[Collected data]
>>>
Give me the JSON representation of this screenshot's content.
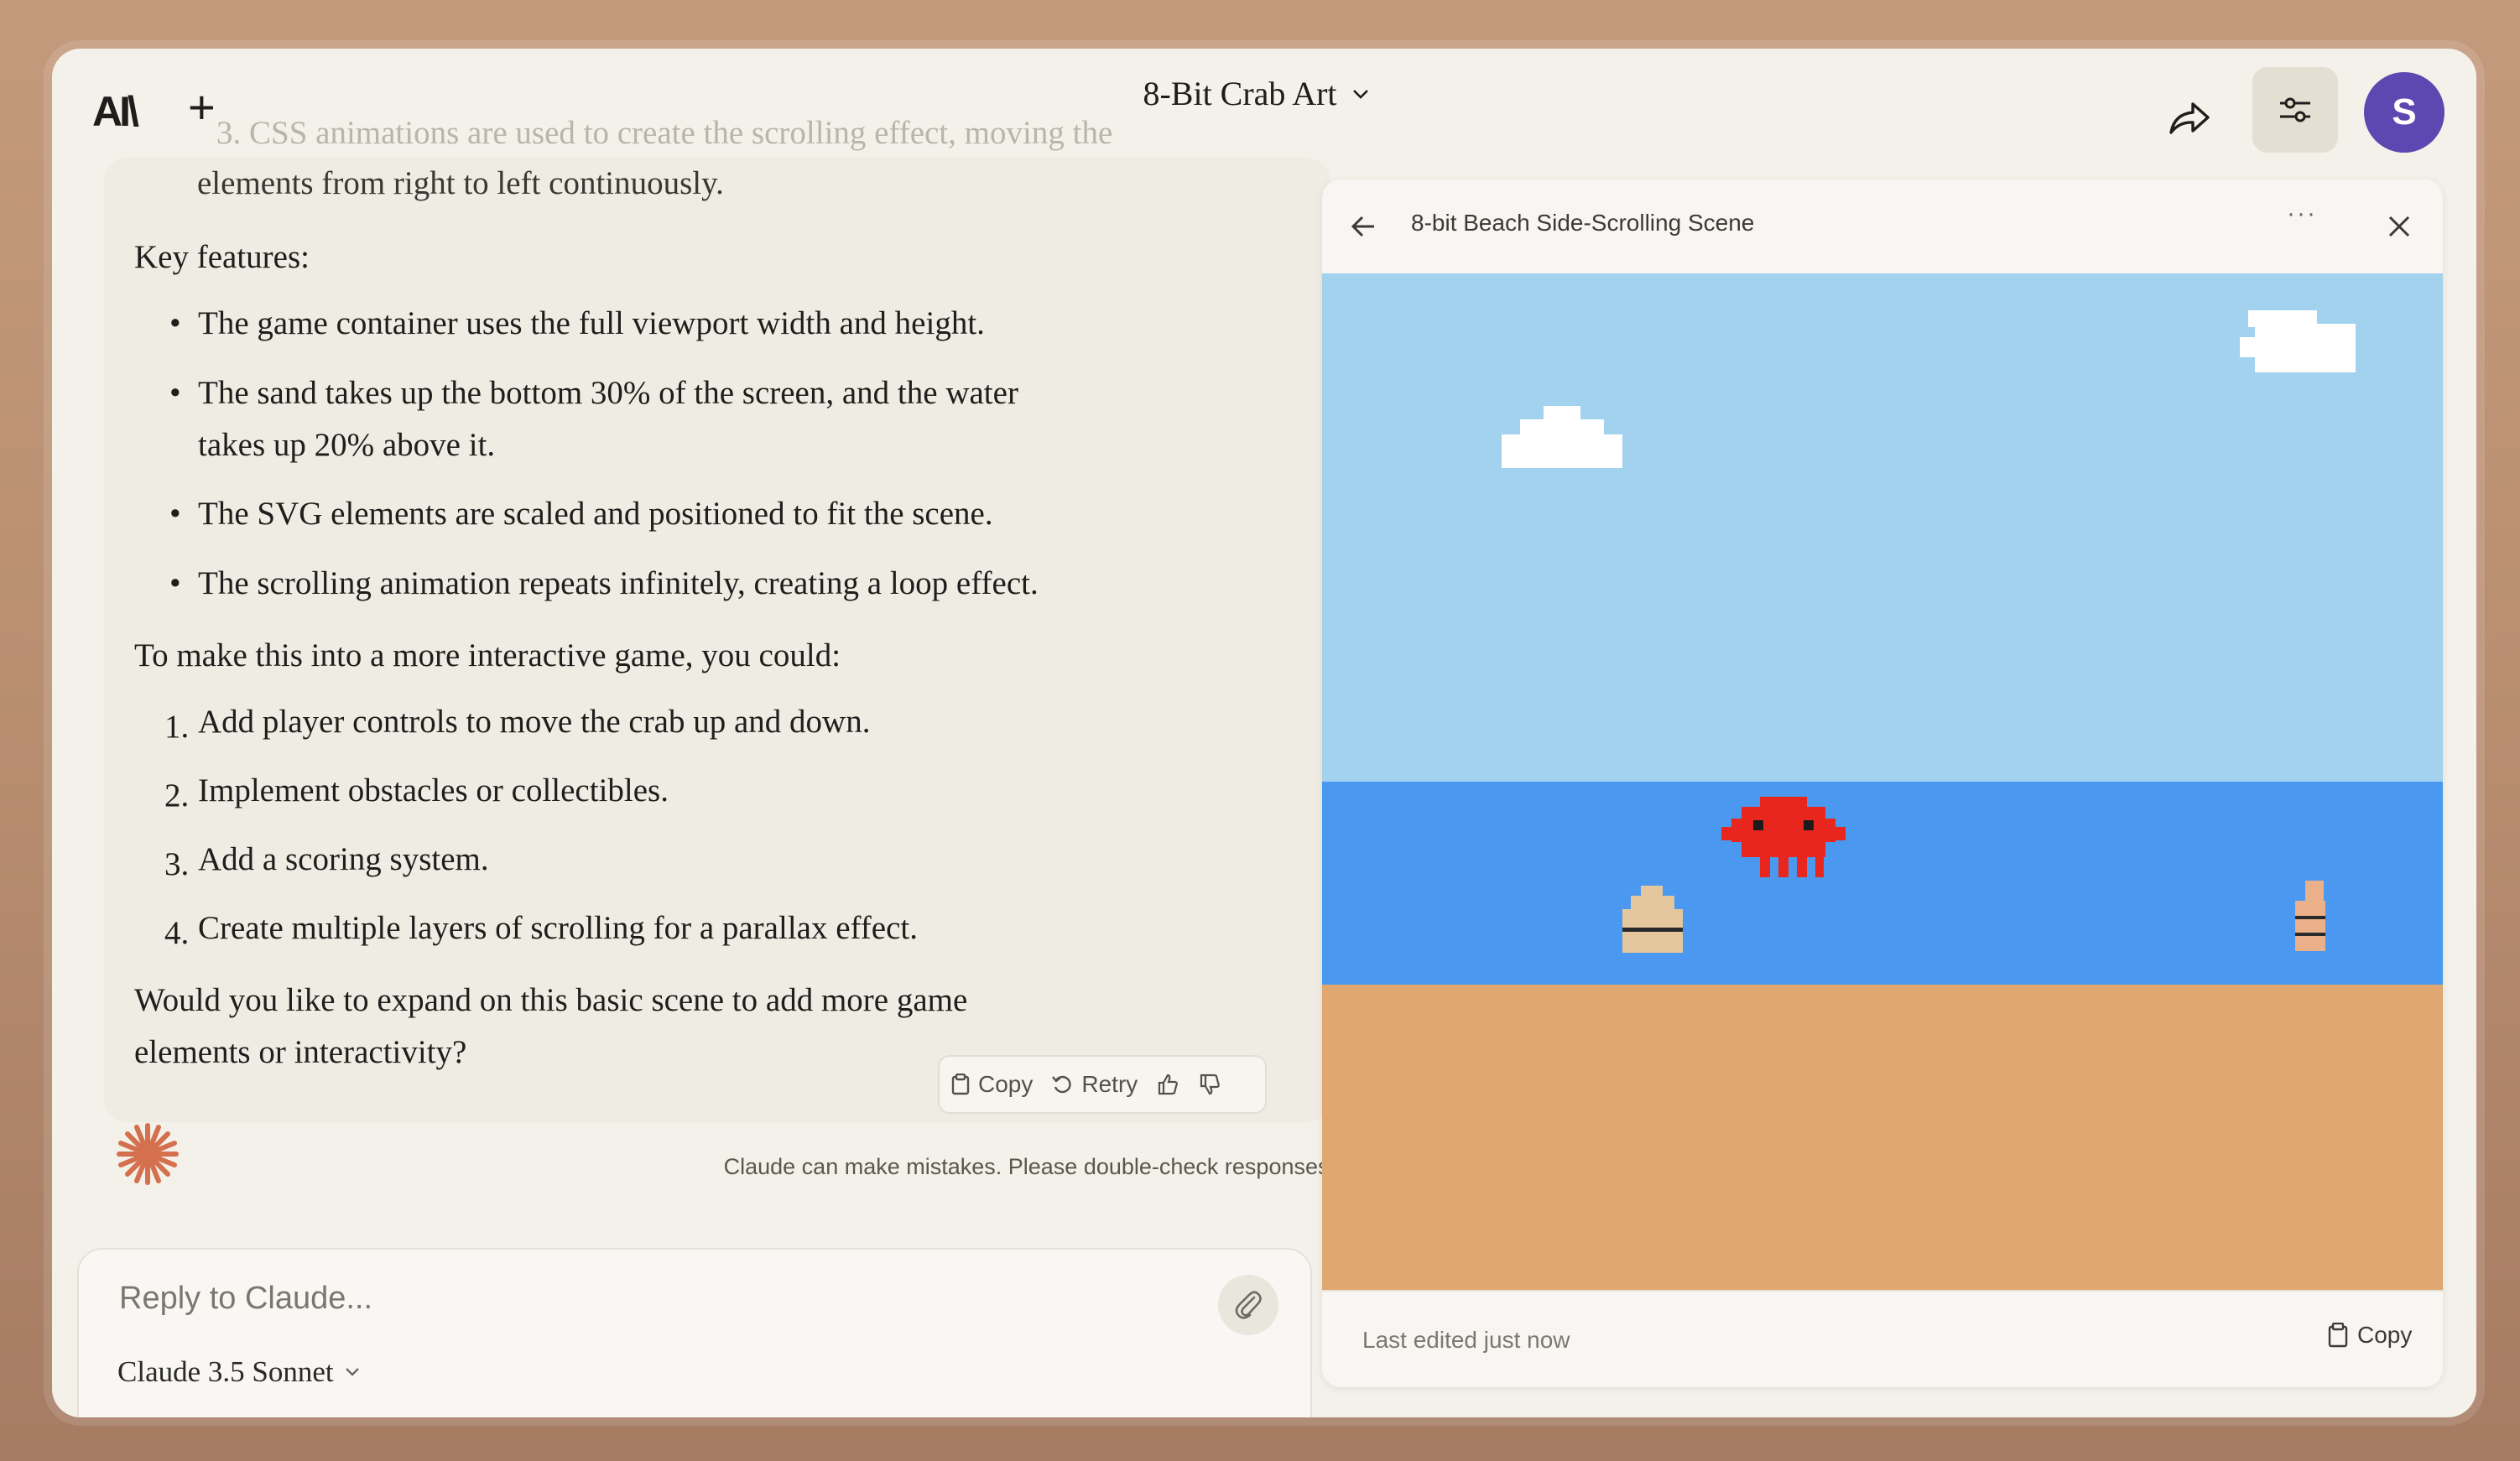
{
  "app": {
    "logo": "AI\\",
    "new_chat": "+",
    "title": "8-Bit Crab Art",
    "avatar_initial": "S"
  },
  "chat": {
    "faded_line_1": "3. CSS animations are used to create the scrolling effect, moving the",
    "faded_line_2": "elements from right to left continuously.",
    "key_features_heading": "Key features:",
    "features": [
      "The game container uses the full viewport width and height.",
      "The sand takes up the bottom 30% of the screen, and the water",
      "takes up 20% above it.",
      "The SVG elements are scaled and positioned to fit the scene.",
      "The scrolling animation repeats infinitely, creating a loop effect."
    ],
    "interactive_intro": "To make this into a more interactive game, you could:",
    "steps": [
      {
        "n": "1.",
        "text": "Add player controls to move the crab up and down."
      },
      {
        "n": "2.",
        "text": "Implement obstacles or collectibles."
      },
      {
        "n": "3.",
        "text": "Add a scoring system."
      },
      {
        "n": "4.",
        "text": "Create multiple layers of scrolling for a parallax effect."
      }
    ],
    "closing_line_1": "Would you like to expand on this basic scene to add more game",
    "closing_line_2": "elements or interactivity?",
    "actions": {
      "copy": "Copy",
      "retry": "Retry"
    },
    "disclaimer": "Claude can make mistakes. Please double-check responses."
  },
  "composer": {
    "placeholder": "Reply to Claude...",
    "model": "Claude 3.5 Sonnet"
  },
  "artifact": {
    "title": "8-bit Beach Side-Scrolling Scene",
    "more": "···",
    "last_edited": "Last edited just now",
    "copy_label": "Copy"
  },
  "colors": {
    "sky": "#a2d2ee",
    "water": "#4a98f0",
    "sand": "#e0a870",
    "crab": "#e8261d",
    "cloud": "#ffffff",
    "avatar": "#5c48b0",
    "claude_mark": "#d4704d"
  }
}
<<<
> GOAL: From the entries above, select each line containing the string "game".

> RESPONSE:
      "The game container uses the full viewport width and height.",
    "interactive_intro": "To make this into a more interactive game, you could:",
    "closing_line_1": "Would you like to expand on this basic scene to add more game",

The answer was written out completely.